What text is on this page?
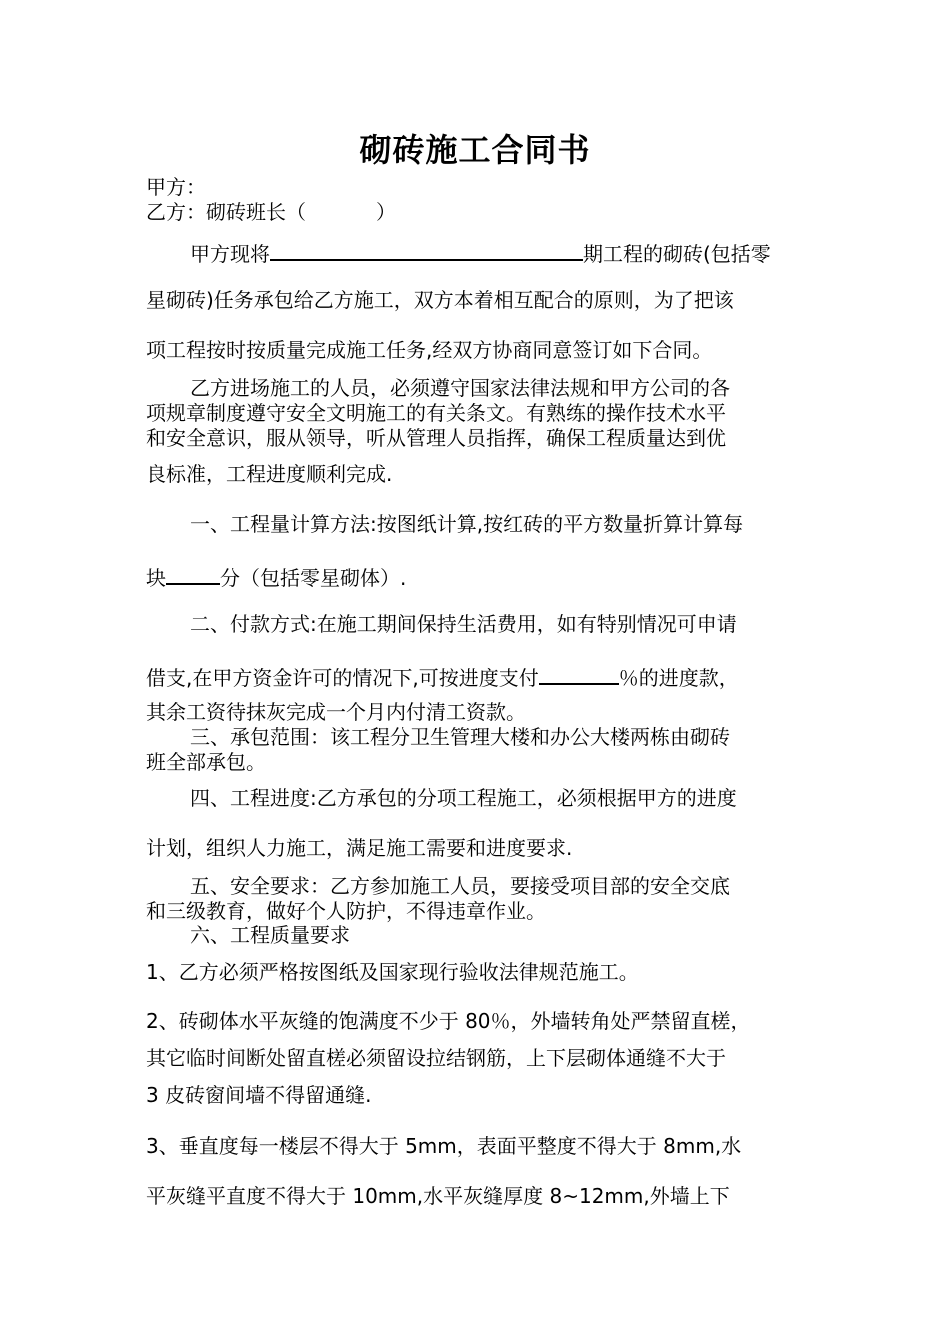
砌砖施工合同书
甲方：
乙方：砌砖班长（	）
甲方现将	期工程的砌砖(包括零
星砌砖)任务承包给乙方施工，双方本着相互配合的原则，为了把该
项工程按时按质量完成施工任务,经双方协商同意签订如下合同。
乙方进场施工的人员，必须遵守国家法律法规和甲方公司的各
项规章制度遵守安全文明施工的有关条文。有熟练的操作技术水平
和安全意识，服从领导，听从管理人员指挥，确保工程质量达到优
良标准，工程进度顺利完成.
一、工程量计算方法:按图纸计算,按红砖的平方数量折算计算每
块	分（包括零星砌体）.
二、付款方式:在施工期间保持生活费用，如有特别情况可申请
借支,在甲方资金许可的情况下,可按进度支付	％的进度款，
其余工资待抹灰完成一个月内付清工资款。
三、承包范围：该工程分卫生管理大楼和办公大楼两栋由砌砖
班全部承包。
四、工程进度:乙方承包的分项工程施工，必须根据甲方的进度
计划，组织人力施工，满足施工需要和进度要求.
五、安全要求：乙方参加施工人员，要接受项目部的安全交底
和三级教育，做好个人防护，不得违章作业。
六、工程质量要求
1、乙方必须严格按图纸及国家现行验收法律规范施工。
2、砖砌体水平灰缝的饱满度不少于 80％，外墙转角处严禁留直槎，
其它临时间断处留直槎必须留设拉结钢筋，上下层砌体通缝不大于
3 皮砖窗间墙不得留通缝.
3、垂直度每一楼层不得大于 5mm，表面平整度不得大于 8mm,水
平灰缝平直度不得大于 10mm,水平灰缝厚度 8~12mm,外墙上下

---------------

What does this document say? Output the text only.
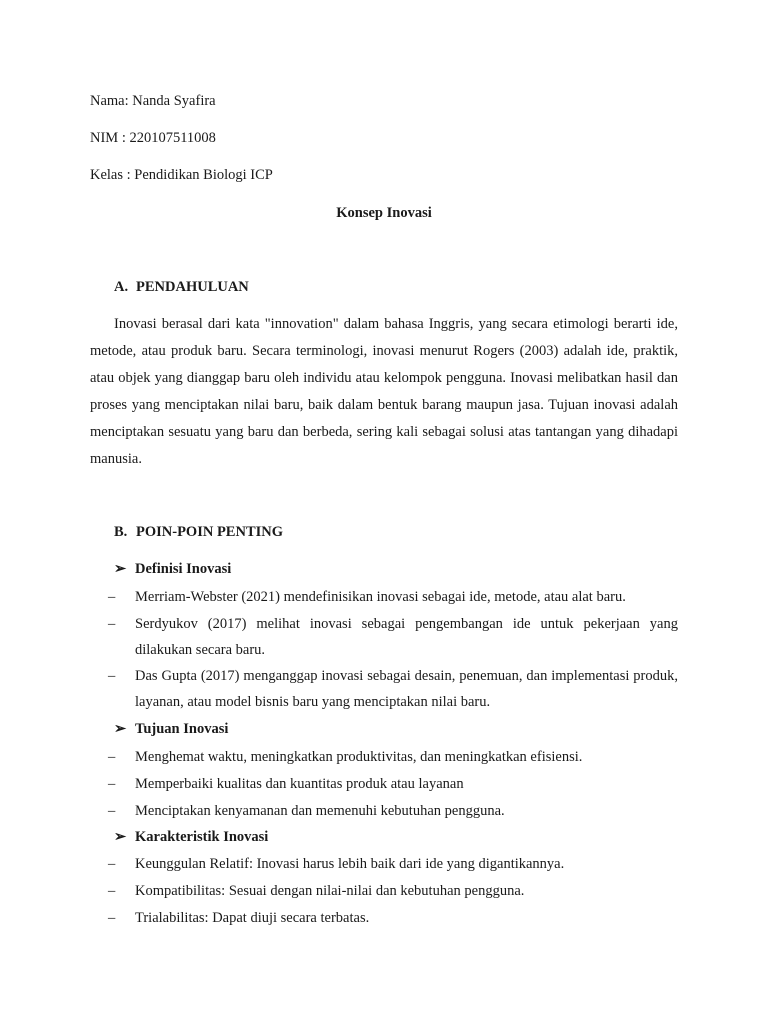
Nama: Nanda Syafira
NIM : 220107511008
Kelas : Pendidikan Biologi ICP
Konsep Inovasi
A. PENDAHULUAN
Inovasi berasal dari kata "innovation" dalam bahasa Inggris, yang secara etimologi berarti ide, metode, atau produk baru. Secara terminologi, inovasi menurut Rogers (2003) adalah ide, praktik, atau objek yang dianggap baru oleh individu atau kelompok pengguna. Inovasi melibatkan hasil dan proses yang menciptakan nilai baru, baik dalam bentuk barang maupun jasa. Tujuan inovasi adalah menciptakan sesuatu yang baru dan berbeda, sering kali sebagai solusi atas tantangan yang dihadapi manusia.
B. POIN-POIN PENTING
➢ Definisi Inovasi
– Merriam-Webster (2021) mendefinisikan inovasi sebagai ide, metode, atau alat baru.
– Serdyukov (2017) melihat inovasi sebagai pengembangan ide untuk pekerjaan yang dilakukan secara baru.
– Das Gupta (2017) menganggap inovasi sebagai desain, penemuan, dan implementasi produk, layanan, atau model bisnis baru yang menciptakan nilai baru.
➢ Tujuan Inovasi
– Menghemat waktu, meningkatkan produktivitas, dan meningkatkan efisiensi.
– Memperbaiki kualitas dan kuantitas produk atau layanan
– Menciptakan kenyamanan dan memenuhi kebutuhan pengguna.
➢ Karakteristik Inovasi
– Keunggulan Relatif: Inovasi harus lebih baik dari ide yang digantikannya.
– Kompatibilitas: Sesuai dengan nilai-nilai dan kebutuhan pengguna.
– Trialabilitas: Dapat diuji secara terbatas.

---------------

■ Set task ■
Report every line in the data above in which the word "metode" appears.

■ Result for this task ■
Inovasi berasal dari kata "innovation" dalam bahasa Inggris, yang secara etimologi berarti ide, metode, atau produk baru. Secara terminologi, inovasi menurut Rogers (2003) adalah ide, praktik, atau objek yang dianggap baru oleh individu atau kelompok pengguna. Inovasi melibatkan hasil dan proses yang menciptakan nilai baru, baik dalam bentuk barang maupun jasa. Tujuan inovasi adalah menciptakan sesuatu yang baru dan berbeda, sering kali sebagai solusi atas tantangan yang dihadapi manusia.
– Merriam-Webster (2021) mendefinisikan inovasi sebagai ide, metode, atau alat baru.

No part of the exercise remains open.